▶ Stated task: Extract every line that contains the word "pour".

Dataset records:
======

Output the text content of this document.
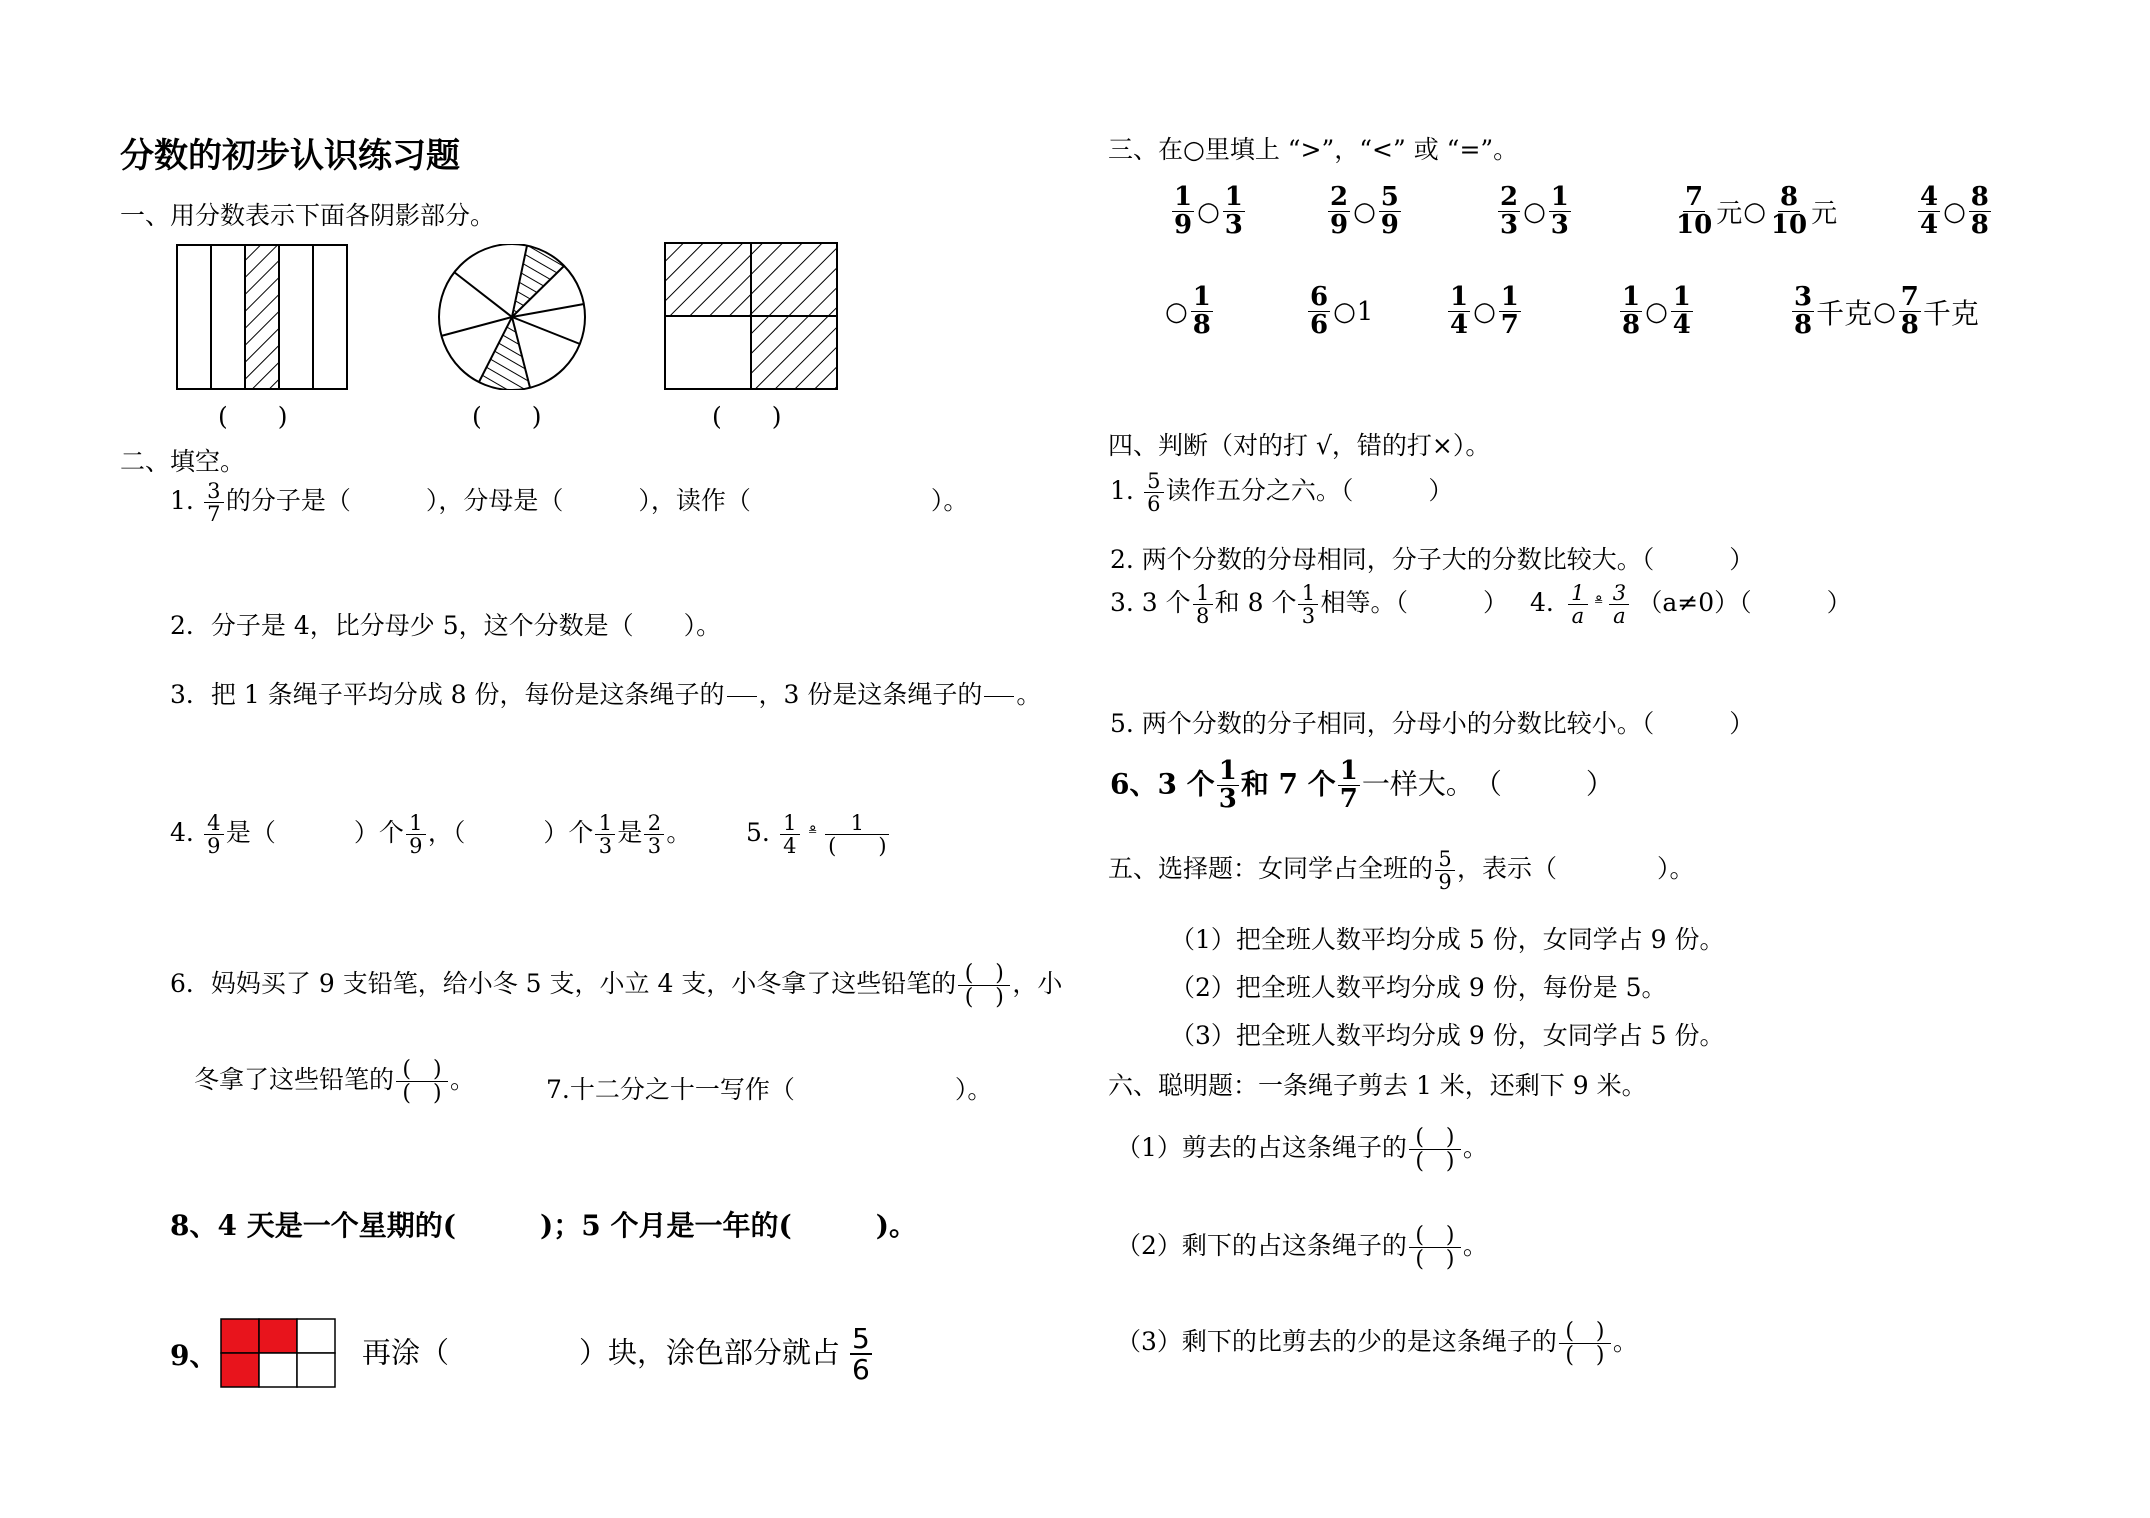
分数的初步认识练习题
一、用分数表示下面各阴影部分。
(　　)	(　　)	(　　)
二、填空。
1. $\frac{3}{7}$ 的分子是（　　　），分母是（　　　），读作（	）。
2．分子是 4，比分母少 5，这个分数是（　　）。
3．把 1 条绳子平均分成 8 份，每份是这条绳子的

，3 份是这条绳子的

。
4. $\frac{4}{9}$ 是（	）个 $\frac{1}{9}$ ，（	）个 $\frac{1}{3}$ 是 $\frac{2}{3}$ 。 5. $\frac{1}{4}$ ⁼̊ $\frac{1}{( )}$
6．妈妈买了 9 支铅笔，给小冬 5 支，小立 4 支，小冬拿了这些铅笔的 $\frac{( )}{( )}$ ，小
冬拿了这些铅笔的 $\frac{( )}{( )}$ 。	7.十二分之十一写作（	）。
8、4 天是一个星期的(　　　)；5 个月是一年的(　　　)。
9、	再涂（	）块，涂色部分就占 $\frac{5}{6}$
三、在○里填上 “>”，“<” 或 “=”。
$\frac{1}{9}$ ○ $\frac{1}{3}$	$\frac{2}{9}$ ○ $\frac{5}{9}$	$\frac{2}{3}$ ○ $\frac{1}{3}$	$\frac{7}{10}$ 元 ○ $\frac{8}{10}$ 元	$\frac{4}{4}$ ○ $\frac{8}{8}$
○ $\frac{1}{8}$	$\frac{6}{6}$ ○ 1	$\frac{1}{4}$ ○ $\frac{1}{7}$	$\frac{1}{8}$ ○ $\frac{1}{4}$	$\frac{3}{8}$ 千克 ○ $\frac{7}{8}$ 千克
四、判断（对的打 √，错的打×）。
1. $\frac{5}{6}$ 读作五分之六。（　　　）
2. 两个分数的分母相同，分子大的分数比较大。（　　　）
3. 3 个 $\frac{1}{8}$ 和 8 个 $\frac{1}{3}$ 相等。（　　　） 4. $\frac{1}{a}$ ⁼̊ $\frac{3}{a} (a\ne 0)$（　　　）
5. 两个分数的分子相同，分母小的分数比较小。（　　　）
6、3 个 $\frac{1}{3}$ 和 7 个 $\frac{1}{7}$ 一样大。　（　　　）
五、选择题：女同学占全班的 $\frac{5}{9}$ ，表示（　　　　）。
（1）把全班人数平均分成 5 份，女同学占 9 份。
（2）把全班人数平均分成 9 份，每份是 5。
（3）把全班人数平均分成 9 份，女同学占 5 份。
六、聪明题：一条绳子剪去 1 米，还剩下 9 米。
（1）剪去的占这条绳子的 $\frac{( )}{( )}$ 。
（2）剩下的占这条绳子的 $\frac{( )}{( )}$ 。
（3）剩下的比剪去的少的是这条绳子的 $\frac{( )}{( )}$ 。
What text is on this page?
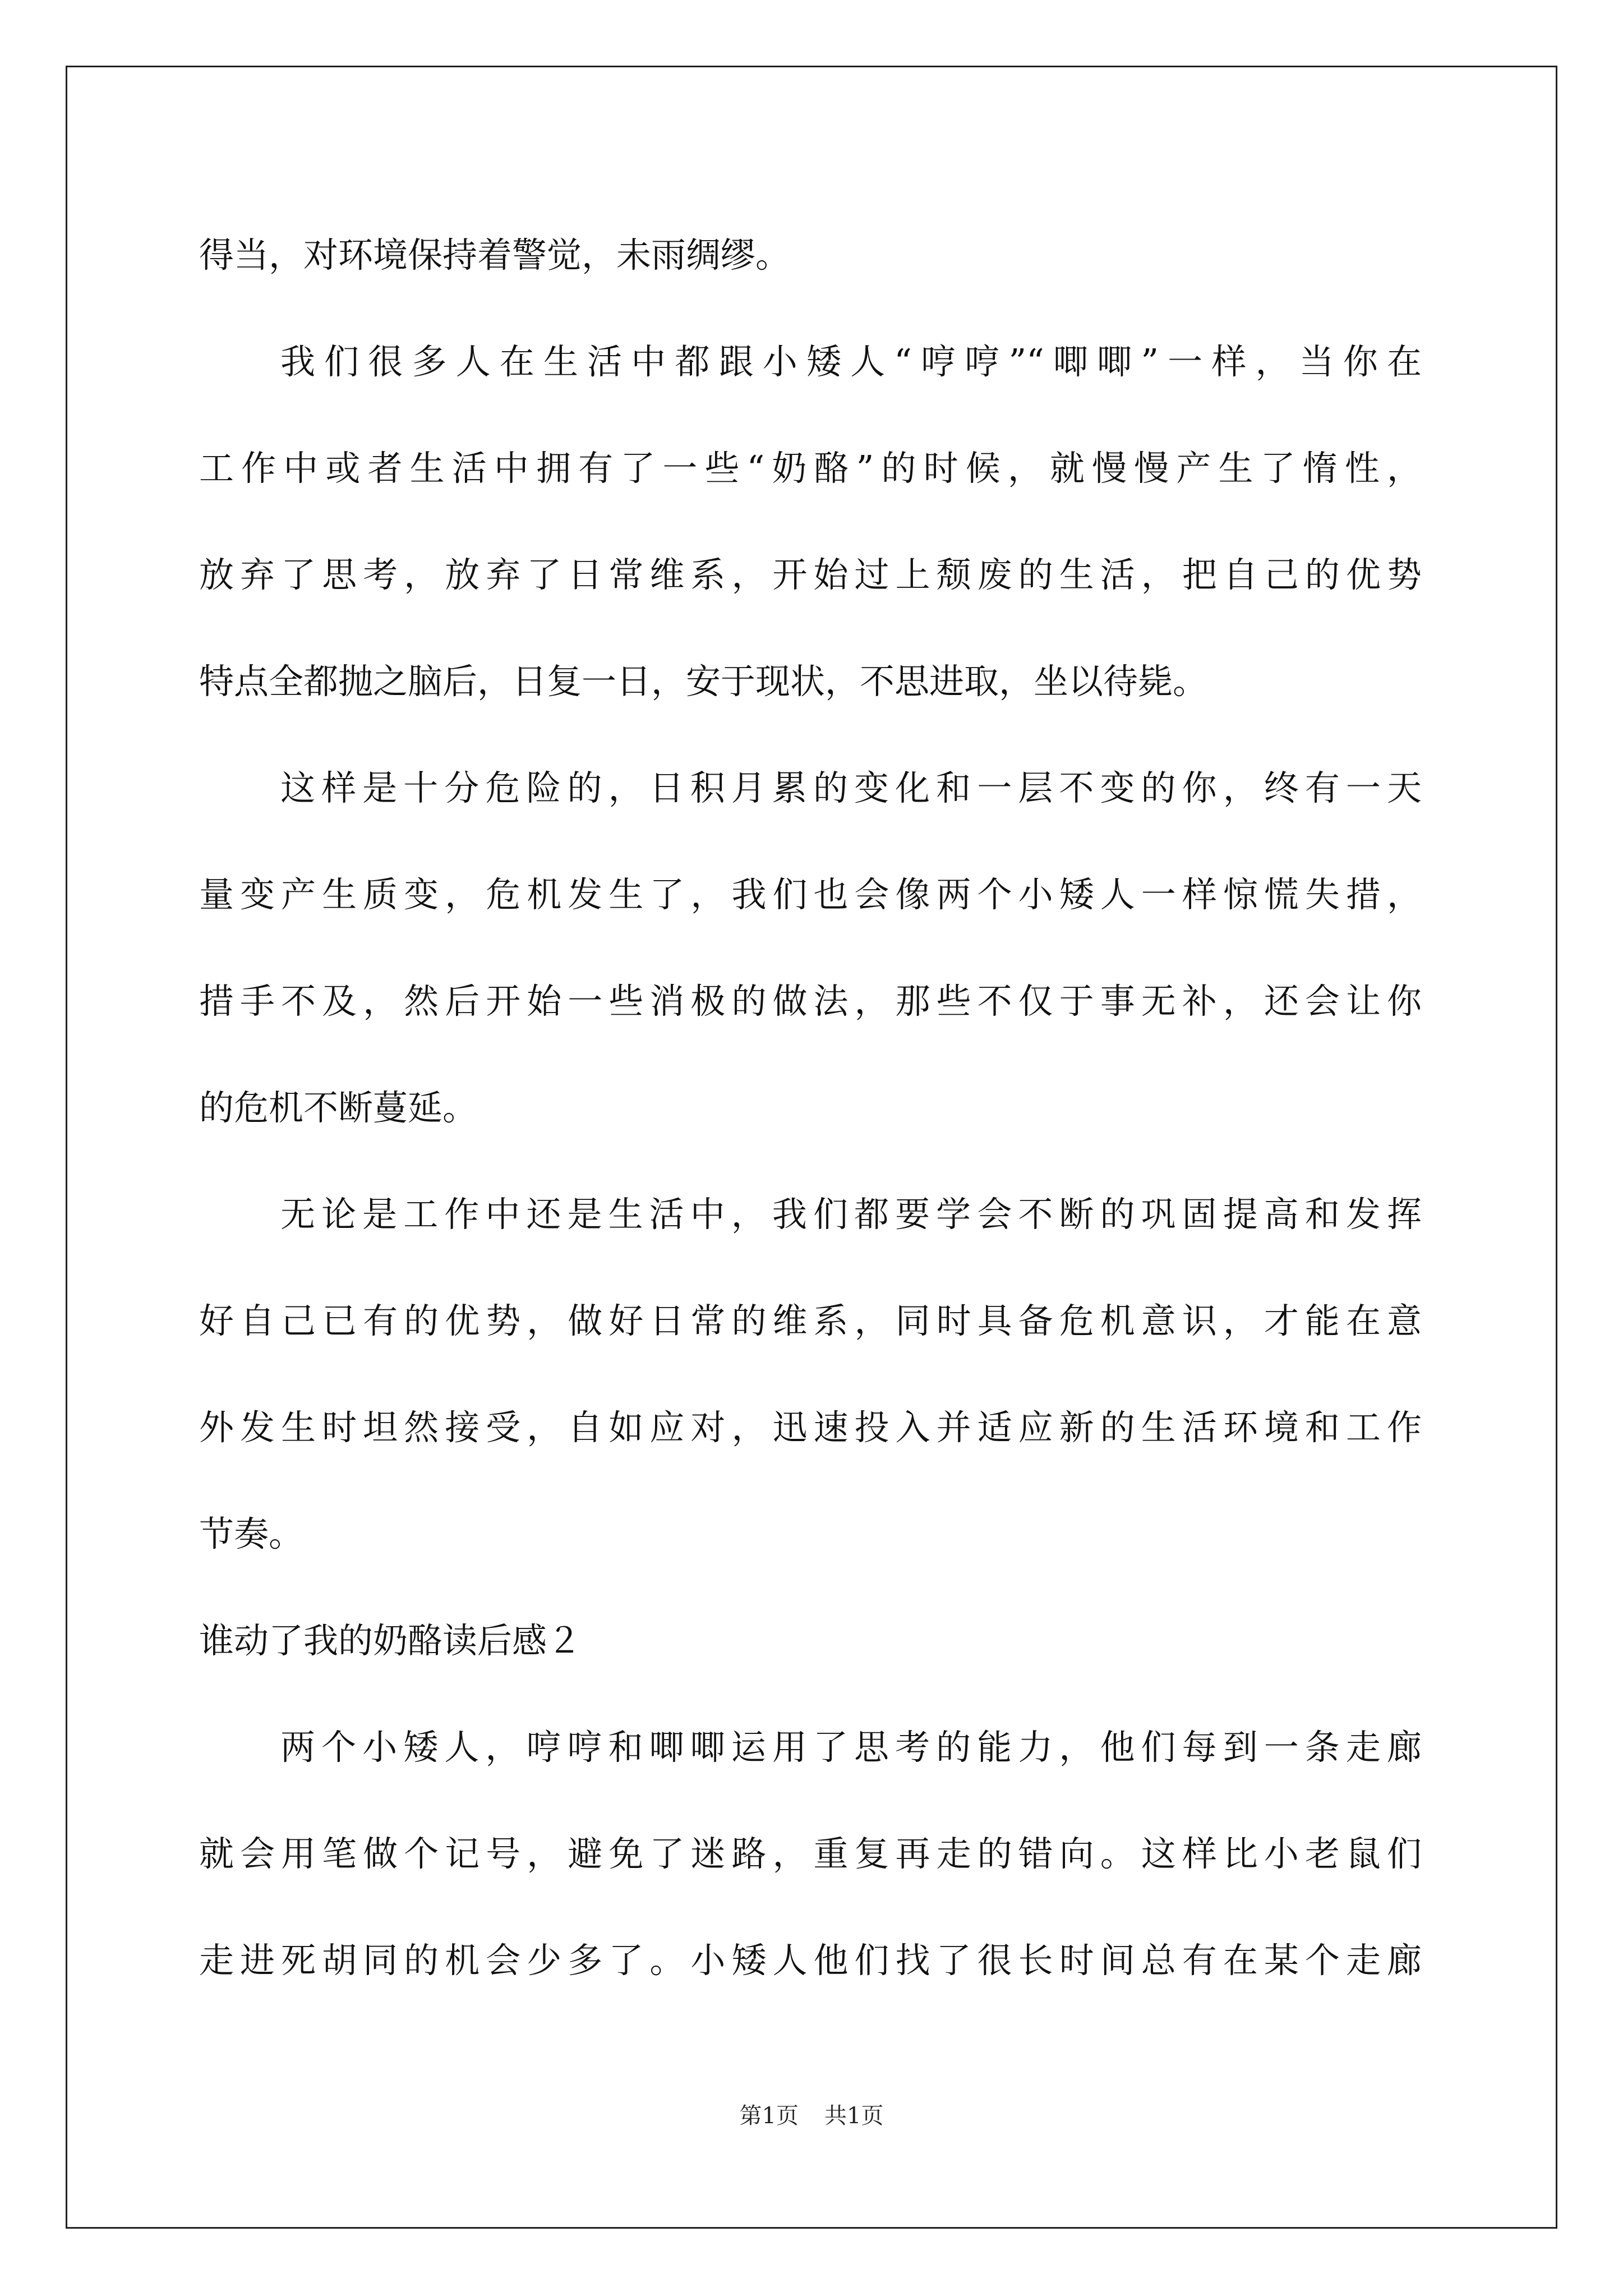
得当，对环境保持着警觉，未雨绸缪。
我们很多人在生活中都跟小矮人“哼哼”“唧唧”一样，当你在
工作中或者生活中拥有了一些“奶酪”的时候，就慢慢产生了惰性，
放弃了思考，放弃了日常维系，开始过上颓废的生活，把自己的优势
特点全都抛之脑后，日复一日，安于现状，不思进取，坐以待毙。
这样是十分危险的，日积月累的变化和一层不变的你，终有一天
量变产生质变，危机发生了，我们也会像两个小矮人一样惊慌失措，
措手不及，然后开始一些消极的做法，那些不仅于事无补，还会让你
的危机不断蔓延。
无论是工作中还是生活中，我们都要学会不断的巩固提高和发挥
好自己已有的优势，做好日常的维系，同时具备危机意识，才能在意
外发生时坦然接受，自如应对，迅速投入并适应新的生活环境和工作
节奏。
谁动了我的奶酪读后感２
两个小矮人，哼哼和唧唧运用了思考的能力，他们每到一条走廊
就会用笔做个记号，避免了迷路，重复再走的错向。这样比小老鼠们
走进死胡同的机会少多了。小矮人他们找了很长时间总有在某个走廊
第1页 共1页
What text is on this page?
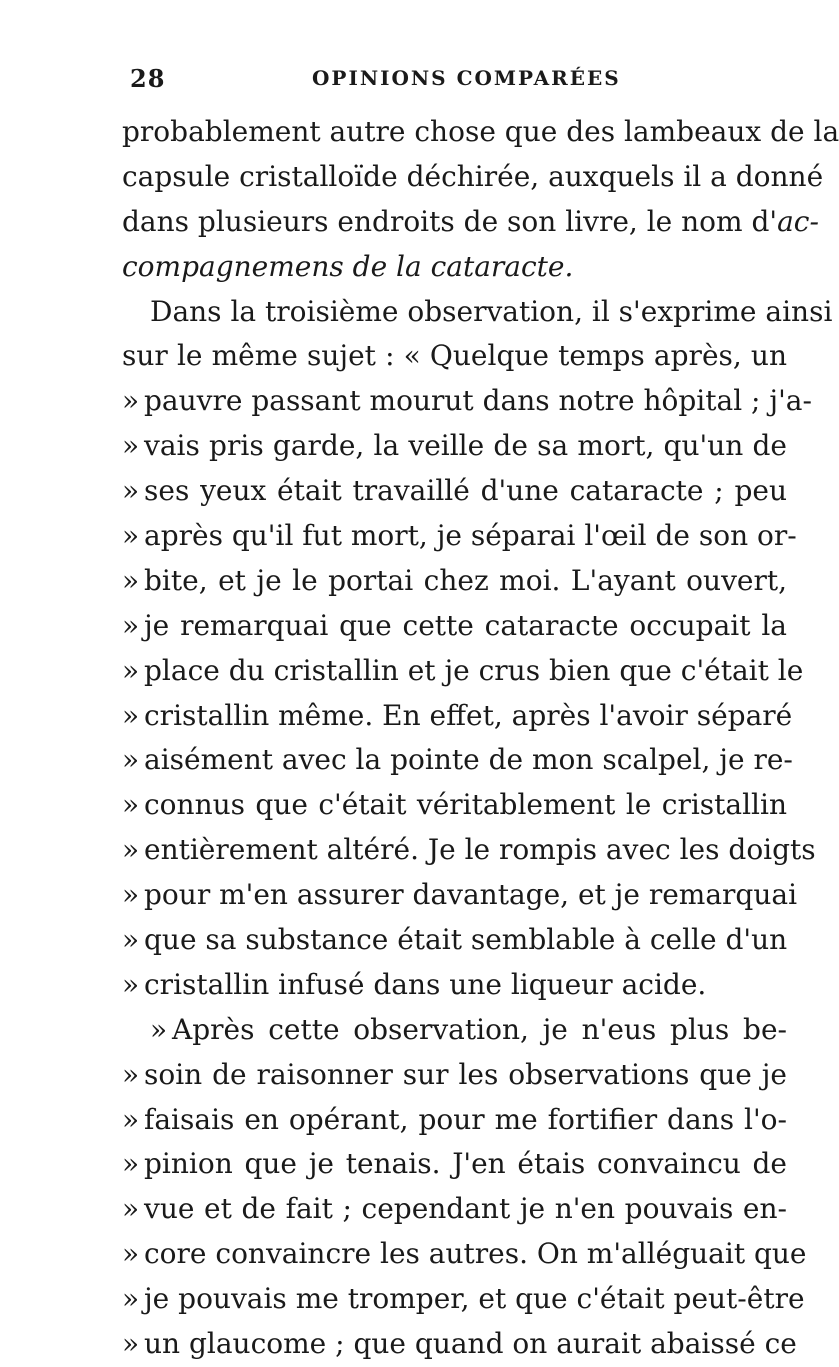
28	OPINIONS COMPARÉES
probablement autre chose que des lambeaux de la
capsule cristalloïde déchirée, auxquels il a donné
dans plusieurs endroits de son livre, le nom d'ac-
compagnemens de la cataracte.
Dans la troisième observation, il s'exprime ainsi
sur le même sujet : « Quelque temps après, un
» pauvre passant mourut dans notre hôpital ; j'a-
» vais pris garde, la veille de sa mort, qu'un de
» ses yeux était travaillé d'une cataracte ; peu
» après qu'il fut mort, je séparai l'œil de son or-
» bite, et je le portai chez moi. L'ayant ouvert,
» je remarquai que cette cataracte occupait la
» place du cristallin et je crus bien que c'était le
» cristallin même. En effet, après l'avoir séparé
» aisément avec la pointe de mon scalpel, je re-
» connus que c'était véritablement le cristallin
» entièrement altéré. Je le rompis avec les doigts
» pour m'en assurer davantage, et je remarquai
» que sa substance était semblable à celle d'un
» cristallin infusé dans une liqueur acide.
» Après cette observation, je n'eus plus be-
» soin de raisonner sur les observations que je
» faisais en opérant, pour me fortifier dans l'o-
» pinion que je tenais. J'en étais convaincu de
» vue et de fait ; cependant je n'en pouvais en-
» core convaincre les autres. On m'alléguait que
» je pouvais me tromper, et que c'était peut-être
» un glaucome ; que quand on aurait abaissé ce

======

▶ Answer to this exercise:
» pour m'en assurer davantage, et je remarquai
» faisais en opérant, pour me fortifier dans l'o-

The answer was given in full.